[WHAT YOU WILL DO]
Could you print every record below exactly as it appears?

--- Start ---

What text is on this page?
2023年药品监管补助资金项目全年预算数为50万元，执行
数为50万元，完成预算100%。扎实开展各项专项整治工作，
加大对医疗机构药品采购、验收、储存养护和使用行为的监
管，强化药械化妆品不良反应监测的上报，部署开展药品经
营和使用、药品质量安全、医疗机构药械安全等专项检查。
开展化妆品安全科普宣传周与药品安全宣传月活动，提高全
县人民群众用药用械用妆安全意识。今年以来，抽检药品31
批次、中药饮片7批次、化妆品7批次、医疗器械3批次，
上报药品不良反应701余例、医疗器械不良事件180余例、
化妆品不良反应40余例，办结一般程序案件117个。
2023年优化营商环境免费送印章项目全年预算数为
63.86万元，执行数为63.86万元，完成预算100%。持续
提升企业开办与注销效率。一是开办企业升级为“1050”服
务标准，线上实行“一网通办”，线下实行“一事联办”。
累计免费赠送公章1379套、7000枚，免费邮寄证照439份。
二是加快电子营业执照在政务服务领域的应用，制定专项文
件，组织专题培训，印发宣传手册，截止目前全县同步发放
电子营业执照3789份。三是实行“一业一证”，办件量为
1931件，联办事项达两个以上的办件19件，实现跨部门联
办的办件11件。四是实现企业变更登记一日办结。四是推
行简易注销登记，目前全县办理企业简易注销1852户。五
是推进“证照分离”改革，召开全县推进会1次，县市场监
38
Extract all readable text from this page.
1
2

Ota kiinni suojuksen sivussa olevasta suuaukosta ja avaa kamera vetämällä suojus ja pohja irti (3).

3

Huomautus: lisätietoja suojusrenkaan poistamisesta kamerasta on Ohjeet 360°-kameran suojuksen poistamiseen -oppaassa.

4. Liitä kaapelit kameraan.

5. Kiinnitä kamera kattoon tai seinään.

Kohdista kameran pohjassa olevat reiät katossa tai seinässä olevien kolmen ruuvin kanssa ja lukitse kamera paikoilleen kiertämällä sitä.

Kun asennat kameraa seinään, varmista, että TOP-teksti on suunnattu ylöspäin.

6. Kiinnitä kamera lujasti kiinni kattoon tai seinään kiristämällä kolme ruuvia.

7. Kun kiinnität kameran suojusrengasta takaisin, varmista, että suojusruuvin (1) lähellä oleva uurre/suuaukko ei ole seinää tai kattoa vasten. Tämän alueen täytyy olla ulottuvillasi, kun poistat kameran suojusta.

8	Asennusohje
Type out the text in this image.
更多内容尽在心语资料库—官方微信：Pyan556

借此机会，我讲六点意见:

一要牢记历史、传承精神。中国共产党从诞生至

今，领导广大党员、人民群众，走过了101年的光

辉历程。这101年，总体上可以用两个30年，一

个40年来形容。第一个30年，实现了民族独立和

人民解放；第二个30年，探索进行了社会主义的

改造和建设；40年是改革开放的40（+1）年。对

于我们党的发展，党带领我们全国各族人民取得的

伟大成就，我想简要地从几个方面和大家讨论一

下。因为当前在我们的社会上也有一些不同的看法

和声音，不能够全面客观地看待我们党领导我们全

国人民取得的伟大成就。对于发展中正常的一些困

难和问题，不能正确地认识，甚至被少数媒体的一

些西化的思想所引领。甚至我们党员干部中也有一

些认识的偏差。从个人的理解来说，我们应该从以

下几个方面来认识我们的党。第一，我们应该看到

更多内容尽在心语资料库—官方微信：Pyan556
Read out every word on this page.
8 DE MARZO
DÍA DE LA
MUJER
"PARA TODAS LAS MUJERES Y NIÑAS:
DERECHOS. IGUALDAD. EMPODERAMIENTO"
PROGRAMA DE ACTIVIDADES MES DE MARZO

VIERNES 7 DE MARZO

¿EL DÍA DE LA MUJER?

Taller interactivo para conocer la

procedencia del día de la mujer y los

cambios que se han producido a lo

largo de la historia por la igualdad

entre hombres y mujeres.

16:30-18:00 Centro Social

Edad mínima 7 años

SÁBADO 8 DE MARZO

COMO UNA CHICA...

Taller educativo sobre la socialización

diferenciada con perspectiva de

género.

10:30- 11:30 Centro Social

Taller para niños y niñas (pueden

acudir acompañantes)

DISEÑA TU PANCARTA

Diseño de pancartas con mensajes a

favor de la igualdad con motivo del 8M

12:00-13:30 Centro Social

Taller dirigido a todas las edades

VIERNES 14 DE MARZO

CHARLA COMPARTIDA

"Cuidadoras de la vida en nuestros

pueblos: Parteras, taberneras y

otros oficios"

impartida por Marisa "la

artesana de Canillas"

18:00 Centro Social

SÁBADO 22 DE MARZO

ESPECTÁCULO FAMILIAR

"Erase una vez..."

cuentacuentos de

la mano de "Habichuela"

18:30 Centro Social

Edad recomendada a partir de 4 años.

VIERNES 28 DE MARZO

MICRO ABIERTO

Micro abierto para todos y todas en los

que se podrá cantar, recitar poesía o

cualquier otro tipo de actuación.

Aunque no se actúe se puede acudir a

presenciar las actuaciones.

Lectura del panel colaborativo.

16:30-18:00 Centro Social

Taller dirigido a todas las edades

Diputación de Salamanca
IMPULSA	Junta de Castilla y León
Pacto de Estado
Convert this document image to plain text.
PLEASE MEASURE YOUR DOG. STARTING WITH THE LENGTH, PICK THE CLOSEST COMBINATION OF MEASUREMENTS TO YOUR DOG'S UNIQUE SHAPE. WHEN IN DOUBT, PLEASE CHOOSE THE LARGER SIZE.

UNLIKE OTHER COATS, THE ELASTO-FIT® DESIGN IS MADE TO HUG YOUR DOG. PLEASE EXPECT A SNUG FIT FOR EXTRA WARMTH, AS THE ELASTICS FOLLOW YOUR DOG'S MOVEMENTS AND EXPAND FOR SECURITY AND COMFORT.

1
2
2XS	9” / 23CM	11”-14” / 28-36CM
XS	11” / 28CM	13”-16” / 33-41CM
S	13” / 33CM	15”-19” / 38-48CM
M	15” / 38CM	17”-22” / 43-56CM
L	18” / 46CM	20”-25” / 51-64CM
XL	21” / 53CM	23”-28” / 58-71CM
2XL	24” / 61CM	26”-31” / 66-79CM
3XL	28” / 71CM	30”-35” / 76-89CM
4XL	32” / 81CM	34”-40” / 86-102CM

--- End ---

[THE RESPONSE]
What text is on this page?
2023年药品监管补助资金项目全年预算数为50万元，执行
数为50万元，完成预算100%。扎实开展各项专项整治工作，
加大对医疗机构药品采购、验收、储存养护和使用行为的监
管，强化药械化妆品不良反应监测的上报，部署开展药品经
营和使用、药品质量安全、医疗机构药械安全等专项检查。
开展化妆品安全科普宣传周与药品安全宣传月活动，提高全
县人民群众用药用械用妆安全意识。今年以来，抽检药品31
批次、中药饮片7批次、化妆品7批次、医疗器械3批次，
上报药品不良反应701余例、医疗器械不良事件180余例、
化妆品不良反应40余例，办结一般程序案件117个。
2023年优化营商环境免费送印章项目全年预算数为
63.86万元，执行数为63.86万元，完成预算100%。持续
提升企业开办与注销效率。一是开办企业升级为“1050”服
务标准，线上实行“一网通办”，线下实行“一事联办”。
累计免费赠送公章1379套、7000枚，免费邮寄证照439份。
二是加快电子营业执照在政务服务领域的应用，制定专项文
件，组织专题培训，印发宣传手册，截止目前全县同步发放
电子营业执照3789份。三是实行“一业一证”，办件量为
1931件，联办事项达两个以上的办件19件，实现跨部门联
办的办件11件。四是实现企业变更登记一日办结。四是推
行简易注销登记，目前全县办理企业简易注销1852户。五
是推进“证照分离”改革，召开全县推进会1次，县市场监
38
Extract all readable text from this page.
1
2

Ota kiinni suojuksen sivussa olevasta suuaukosta ja avaa kamera vetämällä suojus ja pohja irti (3).

3

Huomautus: lisätietoja suojusrenkaan poistamisesta kamerasta on Ohjeet 360°-kameran suojuksen poistamiseen -oppaassa.

4. Liitä kaapelit kameraan.

5. Kiinnitä kamera kattoon tai seinään.

Kohdista kameran pohjassa olevat reiät katossa tai seinässä olevien kolmen ruuvin kanssa ja lukitse kamera paikoilleen kiertämällä sitä.

Kun asennat kameraa seinään, varmista, että TOP-teksti on suunnattu ylöspäin.

6. Kiinnitä kamera lujasti kiinni kattoon tai seinään kiristämällä kolme ruuvia.

7. Kun kiinnität kameran suojusrengasta takaisin, varmista, että suojusruuvin (1) lähellä oleva uurre/suuaukko ei ole seinää tai kattoa vasten. Tämän alueen täytyy olla ulottuvillasi, kun poistat kameran suojusta.

8	Asennusohje
Type out the text in this image.
更多内容尽在心语资料库—官方微信：Pyan556

借此机会，我讲六点意见:

一要牢记历史、传承精神。中国共产党从诞生至

今，领导广大党员、人民群众，走过了101年的光

辉历程。这101年，总体上可以用两个30年，一

个40年来形容。第一个30年，实现了民族独立和

人民解放；第二个30年，探索进行了社会主义的

改造和建设；40年是改革开放的40（+1）年。对

于我们党的发展，党带领我们全国各族人民取得的

伟大成就，我想简要地从几个方面和大家讨论一

下。因为当前在我们的社会上也有一些不同的看法

和声音，不能够全面客观地看待我们党领导我们全

国人民取得的伟大成就。对于发展中正常的一些困

难和问题，不能正确地认识，甚至被少数媒体的一

些西化的思想所引领。甚至我们党员干部中也有一

些认识的偏差。从个人的理解来说，我们应该从以

下几个方面来认识我们的党。第一，我们应该看到

更多内容尽在心语资料库—官方微信：Pyan556
Read out every word on this page.
8 DE MARZO
DÍA DE LA
MUJER
"PARA TODAS LAS MUJERES Y NIÑAS:
DERECHOS. IGUALDAD. EMPODERAMIENTO"
PROGRAMA DE ACTIVIDADES MES DE MARZO

VIERNES 7 DE MARZO

¿EL DÍA DE LA MUJER?

Taller interactivo para conocer la

procedencia del día de la mujer y los

cambios que se han producido a lo

largo de la historia por la igualdad

entre hombres y mujeres.

16:30-18:00 Centro Social

Edad mínima 7 años

SÁBADO 8 DE MARZO

COMO UNA CHICA...

Taller educativo sobre la socialización

diferenciada con perspectiva de

género.

10:30- 11:30 Centro Social

Taller para niños y niñas (pueden

acudir acompañantes)

DISEÑA TU PANCARTA

Diseño de pancartas con mensajes a

favor de la igualdad con motivo del 8M

12:00-13:30 Centro Social

Taller dirigido a todas las edades

VIERNES 14 DE MARZO

CHARLA COMPARTIDA

"Cuidadoras de la vida en nuestros

pueblos: Parteras, taberneras y

otros oficios"

impartida por Marisa "la

artesana de Canillas"

18:00 Centro Social

SÁBADO 22 DE MARZO

ESPECTÁCULO FAMILIAR

"Erase una vez..."

cuentacuentos de

la mano de "Habichuela"

18:30 Centro Social

Edad recomendada a partir de 4 años.

VIERNES 28 DE MARZO

MICRO ABIERTO

Micro abierto para todos y todas en los

que se podrá cantar, recitar poesía o

cualquier otro tipo de actuación.

Aunque no se actúe se puede acudir a

presenciar las actuaciones.

Lectura del panel colaborativo.

16:30-18:00 Centro Social

Taller dirigido a todas las edades

Diputación de Salamanca
IMPULSA	Junta de Castilla y León
Pacto de Estado
Convert this document image to plain text.
PLEASE MEASURE YOUR DOG. STARTING WITH THE LENGTH, PICK THE CLOSEST COMBINATION OF MEASUREMENTS TO YOUR DOG'S UNIQUE SHAPE. WHEN IN DOUBT, PLEASE CHOOSE THE LARGER SIZE.

UNLIKE OTHER COATS, THE ELASTO-FIT® DESIGN IS MADE TO HUG YOUR DOG. PLEASE EXPECT A SNUG FIT FOR EXTRA WARMTH, AS THE ELASTICS FOLLOW YOUR DOG'S MOVEMENTS AND EXPAND FOR SECURITY AND COMFORT.

1
2
2XS	9” / 23CM	11”-14” / 28-36CM
XS	11” / 28CM	13”-16” / 33-41CM
S	13” / 33CM	15”-19” / 38-48CM
M	15” / 38CM	17”-22” / 43-56CM
L	18” / 46CM	20”-25” / 51-64CM
XL	21” / 53CM	23”-28” / 58-71CM
2XL	24” / 61CM	26”-31” / 66-79CM
3XL	28” / 71CM	30”-35” / 76-89CM
4XL	32” / 81CM	34”-40” / 86-102CM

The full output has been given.